# JOB:
Repeat each entry as written, dropping any picture you find.

** begin AVAILABLE RECORDS **

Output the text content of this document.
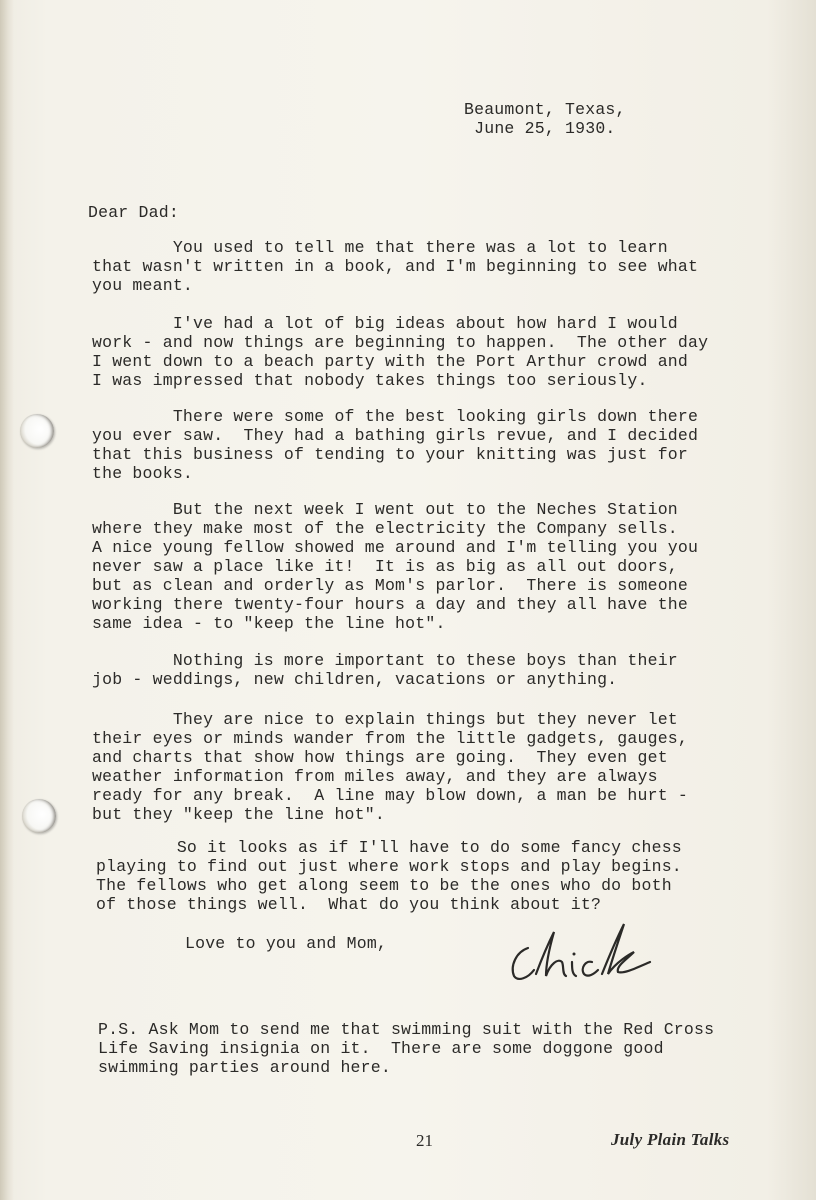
Beaumont, Texas,
June 25, 1930.
Dear Dad:
You used to tell me that there was a lot to learn
that wasn't written in a book, and I'm beginning to see what
you meant.
I've had a lot of big ideas about how hard I would
work - and now things are beginning to happen.  The other day
I went down to a beach party with the Port Arthur crowd and
I was impressed that nobody takes things too seriously.
There were some of the best looking girls down there
you ever saw.  They had a bathing girls revue, and I decided
that this business of tending to your knitting was just for
the books.
But the next week I went out to the Neches Station
where they make most of the electricity the Company sells.
A nice young fellow showed me around and I'm telling you you
never saw a place like it!  It is as big as all out doors,
but as clean and orderly as Mom's parlor.  There is someone
working there twenty-four hours a day and they all have the
same idea - to "keep the line hot".
Nothing is more important to these boys than their
job - weddings, new children, vacations or anything.
They are nice to explain things but they never let
their eyes or minds wander from the little gadgets, gauges,
and charts that show how things are going.  They even get
weather information from miles away, and they are always
ready for any break.  A line may blow down, a man be hurt -
but they "keep the line hot".
So it looks as if I'll have to do some fancy chess
playing to find out just where work stops and play begins.
The fellows who get along seem to be the ones who do both
of those things well.  What do you think about it?
Love to you and Mom,
P.S. Ask Mom to send me that swimming suit with the Red Cross
Life Saving insignia on it.  There are some doggone good
swimming parties around here.
21	July Plain Talks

** end AVAILABLE RECORDS **

# SOLUTION BELOW:
Output the text content of this document.
Beaumont, Texas,
June 25, 1930.
Dear Dad:
You used to tell me that there was a lot to learn
that wasn't written in a book, and I'm beginning to see what
you meant.
I've had a lot of big ideas about how hard I would
work - and now things are beginning to happen.  The other day
I went down to a beach party with the Port Arthur crowd and
I was impressed that nobody takes things too seriously.
There were some of the best looking girls down there
you ever saw.  They had a bathing girls revue, and I decided
that this business of tending to your knitting was just for
the books.
But the next week I went out to the Neches Station
where they make most of the electricity the Company sells.
A nice young fellow showed me around and I'm telling you you
never saw a place like it!  It is as big as all out doors,
but as clean and orderly as Mom's parlor.  There is someone
working there twenty-four hours a day and they all have the
same idea - to "keep the line hot".
Nothing is more important to these boys than their
job - weddings, new children, vacations or anything.
They are nice to explain things but they never let
their eyes or minds wander from the little gadgets, gauges,
and charts that show how things are going.  They even get
weather information from miles away, and they are always
ready for any break.  A line may blow down, a man be hurt -
but they "keep the line hot".
So it looks as if I'll have to do some fancy chess
playing to find out just where work stops and play begins.
The fellows who get along seem to be the ones who do both
of those things well.  What do you think about it?
Love to you and Mom,
P.S. Ask Mom to send me that swimming suit with the Red Cross
Life Saving insignia on it.  There are some doggone good
swimming parties around here.
21	July Plain Talks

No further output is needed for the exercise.